INSTRUCTION: Gather up the lines that contain "expression".

RECORDS SUPPLIED:
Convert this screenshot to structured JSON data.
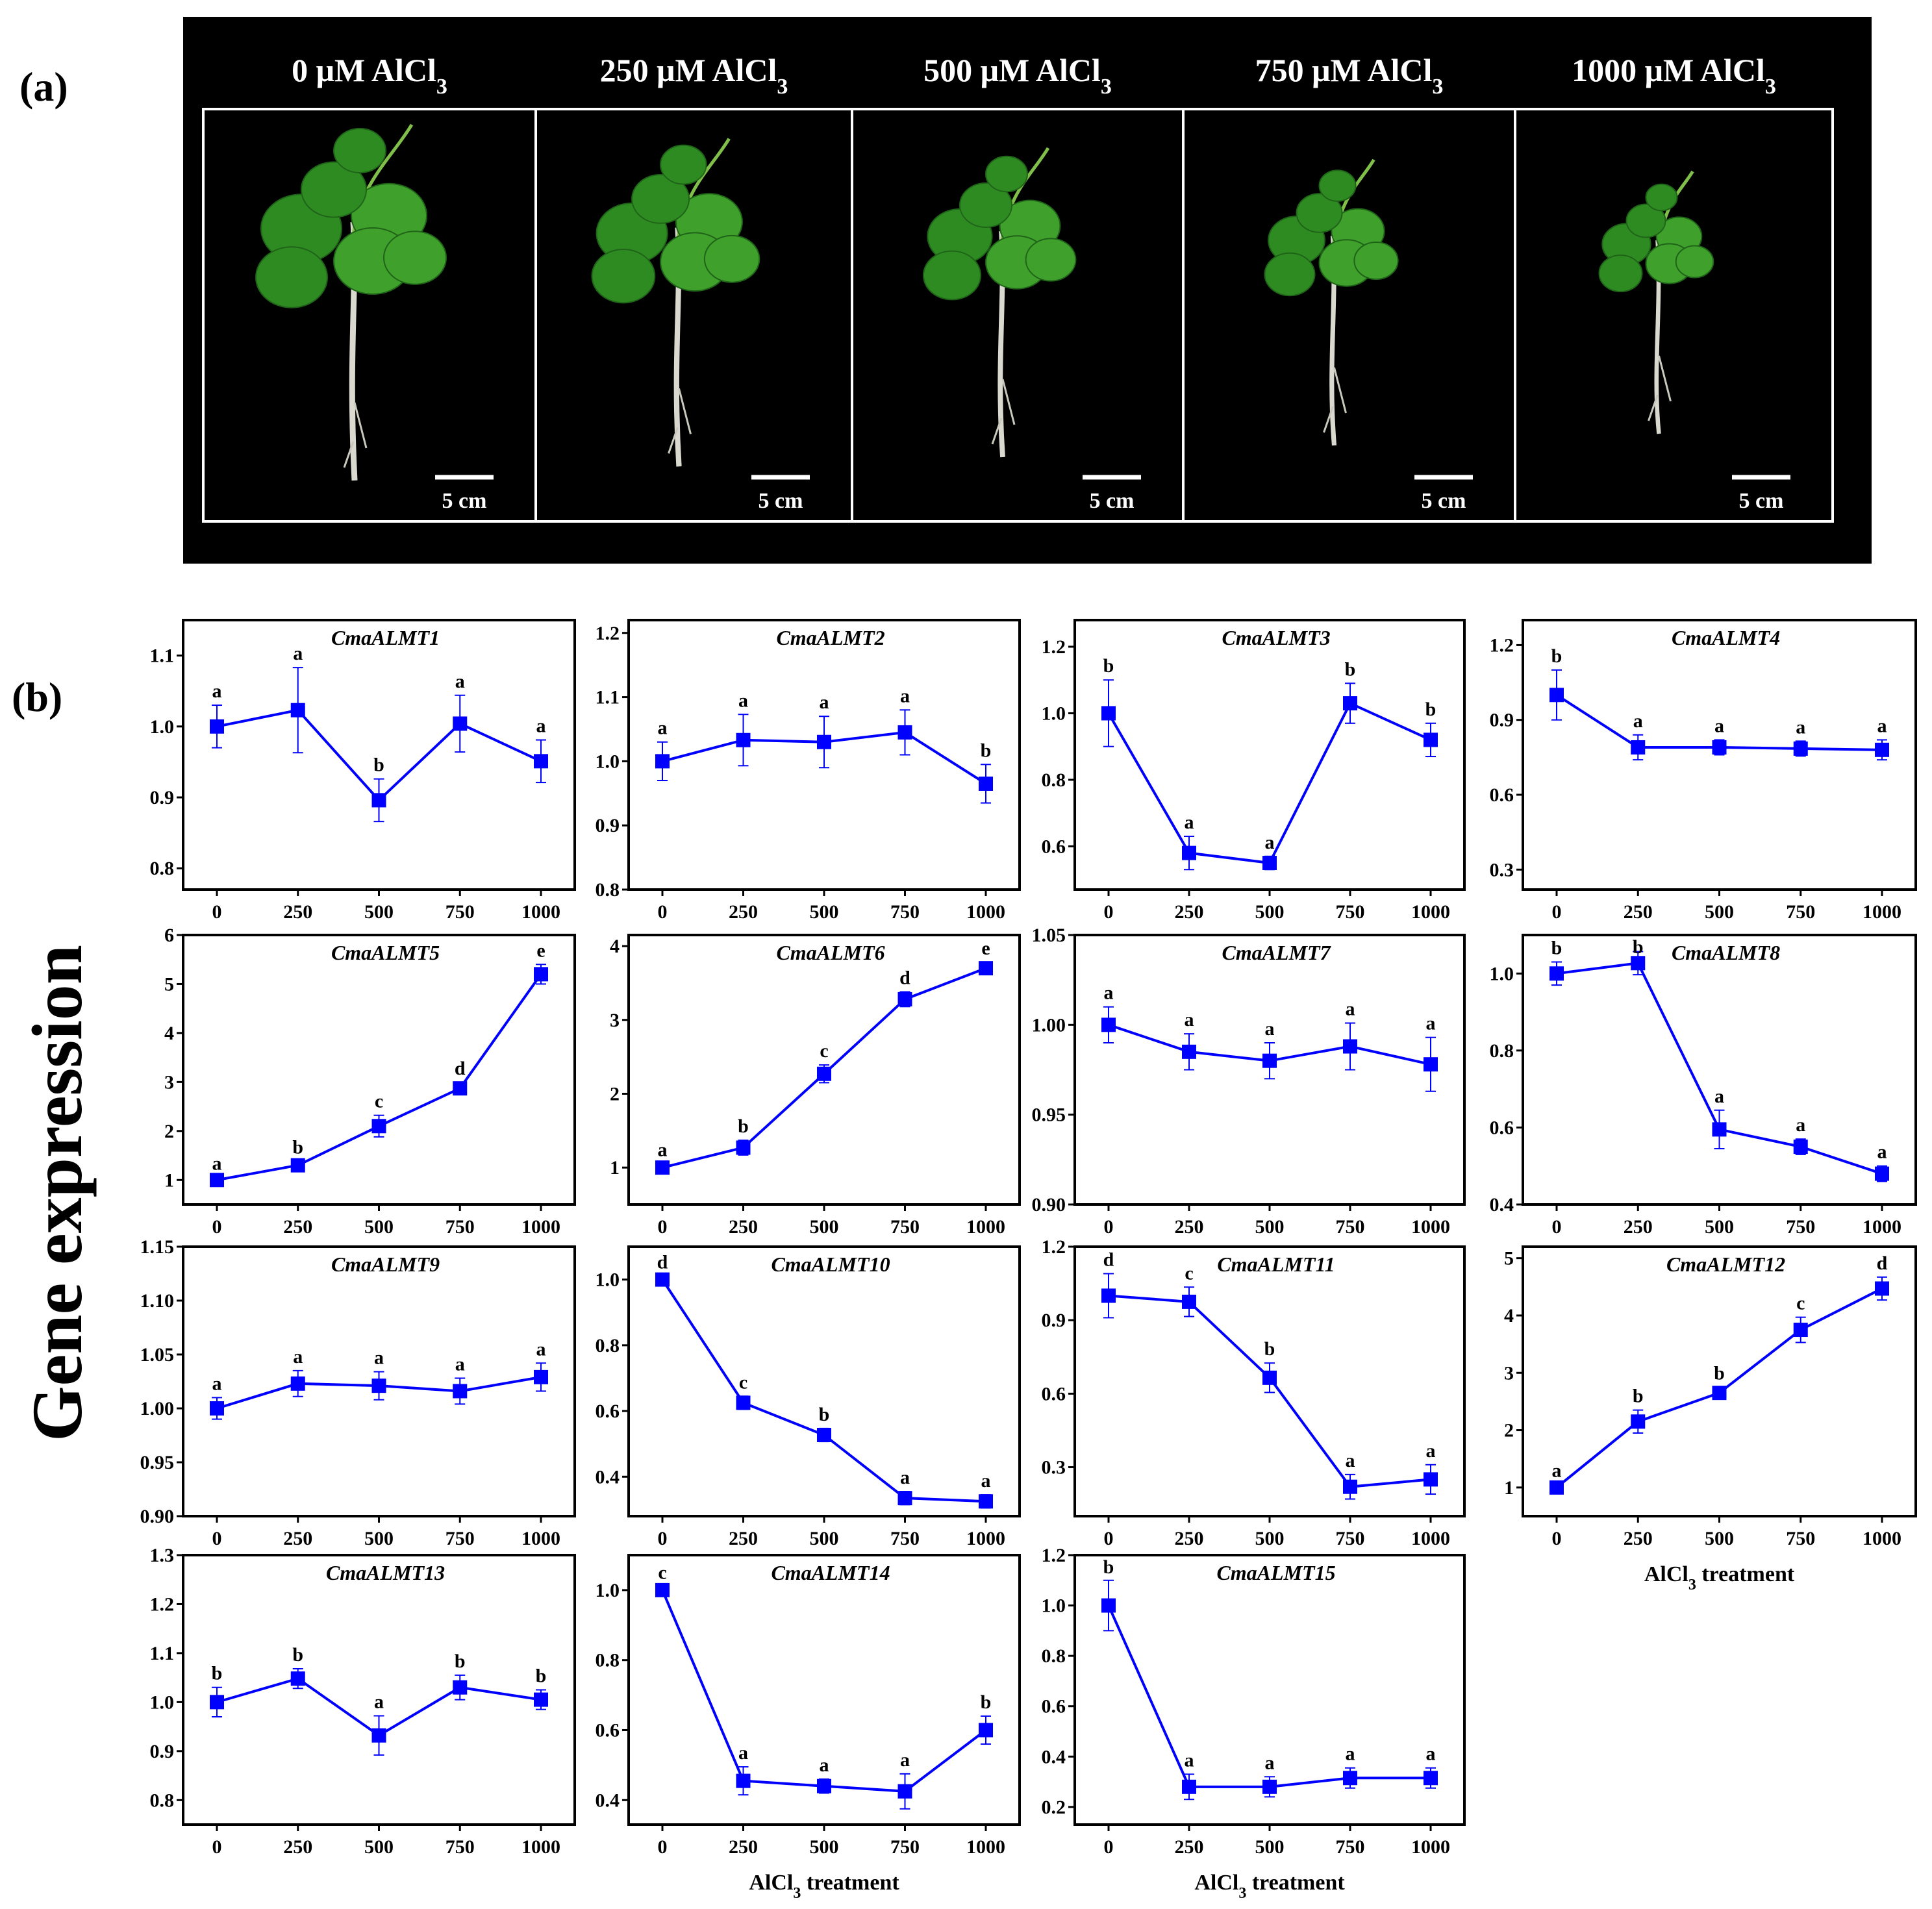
{
  "figure": {
    "panel_a_label": "(a)",
    "panel_b_label": "(b)",
    "y_axis_title": "Gene expression",
    "x_axis_title": "AlCl",
    "x_axis_title_sub": "3",
    "x_axis_title_end": " treatment",
    "series_color": "#0000ff"
  },
  "photos": [
    {
      "title": "0 μM  AlCl",
      "sub": "3",
      "scale": "5 cm",
      "plant_size": 1.0
    },
    {
      "title": "250 μM  AlCl",
      "sub": "3",
      "scale": "5 cm",
      "plant_size": 0.88
    },
    {
      "title": "500 μM  AlCl",
      "sub": "3",
      "scale": "5 cm",
      "plant_size": 0.8
    },
    {
      "title": "750 μM  AlCl",
      "sub": "3",
      "scale": "5 cm",
      "plant_size": 0.7
    },
    {
      "title": "1000 μM  AlCl",
      "sub": "3",
      "scale": "5 cm",
      "plant_size": 0.6
    }
  ],
  "chart_data": [
    {
      "type": "line",
      "title": "CmaALMT1",
      "x": [
        "0",
        "250",
        "500",
        "750",
        "1000"
      ],
      "values": [
        1.0,
        1.023,
        0.896,
        1.004,
        0.951
      ],
      "errors": [
        0.03,
        0.06,
        0.03,
        0.04,
        0.03
      ],
      "letters": [
        "a",
        "a",
        "b",
        "a",
        "a"
      ],
      "ylim": [
        0.77,
        1.15
      ],
      "yticks": [
        "0.8",
        "0.9",
        "1.0",
        "1.1"
      ],
      "xlabel": "",
      "ylabel": "Gene expression"
    },
    {
      "type": "line",
      "title": "CmaALMT2",
      "x": [
        "0",
        "250",
        "500",
        "750",
        "1000"
      ],
      "values": [
        1.0,
        1.033,
        1.03,
        1.045,
        0.965
      ],
      "errors": [
        0.03,
        0.04,
        0.04,
        0.035,
        0.03
      ],
      "letters": [
        "a",
        "a",
        "a",
        "a",
        "b"
      ],
      "ylim": [
        0.8,
        1.22
      ],
      "yticks": [
        "0.8",
        "0.9",
        "1.0",
        "1.1",
        "1.2"
      ],
      "xlabel": "",
      "ylabel": ""
    },
    {
      "type": "line",
      "title": "CmaALMT3",
      "x": [
        "0",
        "250",
        "500",
        "750",
        "1000"
      ],
      "values": [
        1.0,
        0.58,
        0.55,
        1.03,
        0.92
      ],
      "errors": [
        0.1,
        0.05,
        0.02,
        0.06,
        0.05
      ],
      "letters": [
        "b",
        "a",
        "a",
        "b",
        "b"
      ],
      "ylim": [
        0.47,
        1.28
      ],
      "yticks": [
        "0.6",
        "0.8",
        "1.0",
        "1.2"
      ],
      "xlabel": "",
      "ylabel": ""
    },
    {
      "type": "line",
      "title": "CmaALMT4",
      "x": [
        "0",
        "250",
        "500",
        "750",
        "1000"
      ],
      "values": [
        1.0,
        0.79,
        0.79,
        0.785,
        0.78
      ],
      "errors": [
        0.1,
        0.05,
        0.03,
        0.03,
        0.04
      ],
      "letters": [
        "b",
        "a",
        "a",
        "a",
        "a"
      ],
      "ylim": [
        0.22,
        1.3
      ],
      "yticks": [
        "0.3",
        "0.6",
        "0.9",
        "1.2"
      ],
      "xlabel": "",
      "ylabel": ""
    },
    {
      "type": "line",
      "title": "CmaALMT5",
      "x": [
        "0",
        "250",
        "500",
        "750",
        "1000"
      ],
      "values": [
        1.0,
        1.3,
        2.1,
        2.87,
        5.2
      ],
      "errors": [
        0.05,
        0.08,
        0.22,
        0.12,
        0.2
      ],
      "letters": [
        "a",
        "b",
        "c",
        "d",
        "e"
      ],
      "ylim": [
        0.5,
        6.0
      ],
      "yticks": [
        "1",
        "2",
        "3",
        "4",
        "5",
        "6"
      ],
      "xlabel": "",
      "ylabel": ""
    },
    {
      "type": "line",
      "title": "CmaALMT6",
      "x": [
        "0",
        "250",
        "500",
        "750",
        "1000"
      ],
      "values": [
        1.0,
        1.27,
        2.27,
        3.28,
        3.7
      ],
      "errors": [
        0.05,
        0.1,
        0.12,
        0.1,
        0.08
      ],
      "letters": [
        "a",
        "b",
        "c",
        "d",
        "e"
      ],
      "ylim": [
        0.5,
        4.15
      ],
      "yticks": [
        "1",
        "2",
        "3",
        "4"
      ],
      "xlabel": "",
      "ylabel": ""
    },
    {
      "type": "line",
      "title": "CmaALMT7",
      "x": [
        "0",
        "250",
        "500",
        "750",
        "1000"
      ],
      "values": [
        1.0,
        0.985,
        0.98,
        0.988,
        0.978
      ],
      "errors": [
        0.01,
        0.01,
        0.01,
        0.013,
        0.015
      ],
      "letters": [
        "a",
        "a",
        "a",
        "a",
        "a"
      ],
      "ylim": [
        0.9,
        1.05
      ],
      "yticks": [
        "0.90",
        "0.95",
        "1.00",
        "1.05"
      ],
      "xlabel": "",
      "ylabel": ""
    },
    {
      "type": "line",
      "title": "CmaALMT8",
      "x": [
        "0",
        "250",
        "500",
        "750",
        "1000"
      ],
      "values": [
        1.0,
        1.027,
        0.595,
        0.55,
        0.48
      ],
      "errors": [
        0.03,
        0.03,
        0.05,
        0.02,
        0.02
      ],
      "letters": [
        "b",
        "b",
        "a",
        "a",
        "a"
      ],
      "ylim": [
        0.4,
        1.1
      ],
      "yticks": [
        "0.4",
        "0.6",
        "0.8",
        "1.0"
      ],
      "xlabel": "",
      "ylabel": ""
    },
    {
      "type": "line",
      "title": "CmaALMT9",
      "x": [
        "0",
        "250",
        "500",
        "750",
        "1000"
      ],
      "values": [
        1.0,
        1.023,
        1.021,
        1.016,
        1.029
      ],
      "errors": [
        0.01,
        0.012,
        0.013,
        0.012,
        0.013
      ],
      "letters": [
        "a",
        "a",
        "a",
        "a",
        "a"
      ],
      "ylim": [
        0.9,
        1.15
      ],
      "yticks": [
        "0.90",
        "0.95",
        "1.00",
        "1.05",
        "1.10",
        "1.15"
      ],
      "xlabel": "",
      "ylabel": ""
    },
    {
      "type": "line",
      "title": "CmaALMT10",
      "x": [
        "0",
        "250",
        "500",
        "750",
        "1000"
      ],
      "values": [
        1.0,
        0.625,
        0.527,
        0.335,
        0.325
      ],
      "errors": [
        0.01,
        0.02,
        0.02,
        0.02,
        0.02
      ],
      "letters": [
        "d",
        "c",
        "b",
        "a",
        "a"
      ],
      "ylim": [
        0.28,
        1.1
      ],
      "yticks": [
        "0.4",
        "0.6",
        "0.8",
        "1.0"
      ],
      "xlabel": "",
      "ylabel": ""
    },
    {
      "type": "line",
      "title": "CmaALMT11",
      "x": [
        "0",
        "250",
        "500",
        "750",
        "1000"
      ],
      "values": [
        1.0,
        0.975,
        0.665,
        0.22,
        0.25
      ],
      "errors": [
        0.09,
        0.06,
        0.06,
        0.05,
        0.06
      ],
      "letters": [
        "d",
        "c",
        "b",
        "a",
        "a"
      ],
      "ylim": [
        0.1,
        1.2
      ],
      "yticks": [
        "0.3",
        "0.6",
        "0.9",
        "1.2"
      ],
      "xlabel": "",
      "ylabel": ""
    },
    {
      "type": "line",
      "title": "CmaALMT12",
      "x": [
        "0",
        "250",
        "500",
        "750",
        "1000"
      ],
      "values": [
        1.0,
        2.15,
        2.65,
        3.75,
        4.47
      ],
      "errors": [
        0.05,
        0.2,
        0.1,
        0.22,
        0.2
      ],
      "letters": [
        "a",
        "b",
        "b",
        "c",
        "d"
      ],
      "ylim": [
        0.5,
        5.2
      ],
      "yticks": [
        "1",
        "2",
        "3",
        "4",
        "5"
      ],
      "xlabel": "AlCl3 treatment",
      "ylabel": ""
    },
    {
      "type": "line",
      "title": "CmaALMT13",
      "x": [
        "0",
        "250",
        "500",
        "750",
        "1000"
      ],
      "values": [
        1.0,
        1.048,
        0.932,
        1.03,
        1.005
      ],
      "errors": [
        0.03,
        0.02,
        0.04,
        0.025,
        0.02
      ],
      "letters": [
        "b",
        "b",
        "a",
        "b",
        "b"
      ],
      "ylim": [
        0.75,
        1.3
      ],
      "yticks": [
        "0.8",
        "0.9",
        "1.0",
        "1.1",
        "1.2",
        "1.3"
      ],
      "xlabel": "",
      "ylabel": ""
    },
    {
      "type": "line",
      "title": "CmaALMT14",
      "x": [
        "0",
        "250",
        "500",
        "750",
        "1000"
      ],
      "values": [
        1.0,
        0.455,
        0.44,
        0.425,
        0.6
      ],
      "errors": [
        0.01,
        0.04,
        0.02,
        0.05,
        0.04
      ],
      "letters": [
        "c",
        "a",
        "a",
        "a",
        "b"
      ],
      "ylim": [
        0.33,
        1.1
      ],
      "yticks": [
        "0.4",
        "0.6",
        "0.8",
        "1.0"
      ],
      "xlabel": "AlCl3 treatment",
      "ylabel": ""
    },
    {
      "type": "line",
      "title": "CmaALMT15",
      "x": [
        "0",
        "250",
        "500",
        "750",
        "1000"
      ],
      "values": [
        1.0,
        0.28,
        0.28,
        0.315,
        0.315
      ],
      "errors": [
        0.1,
        0.05,
        0.04,
        0.04,
        0.04
      ],
      "letters": [
        "b",
        "a",
        "a",
        "a",
        "a"
      ],
      "ylim": [
        0.13,
        1.2
      ],
      "yticks": [
        "0.2",
        "0.4",
        "0.6",
        "0.8",
        "1.0",
        "1.2"
      ],
      "xlabel": "AlCl3 treatment",
      "ylabel": ""
    }
  ]
}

COMPLETE RESPONSE:
    "y_axis_title": "Gene expression",
      "ylabel": "Gene expression"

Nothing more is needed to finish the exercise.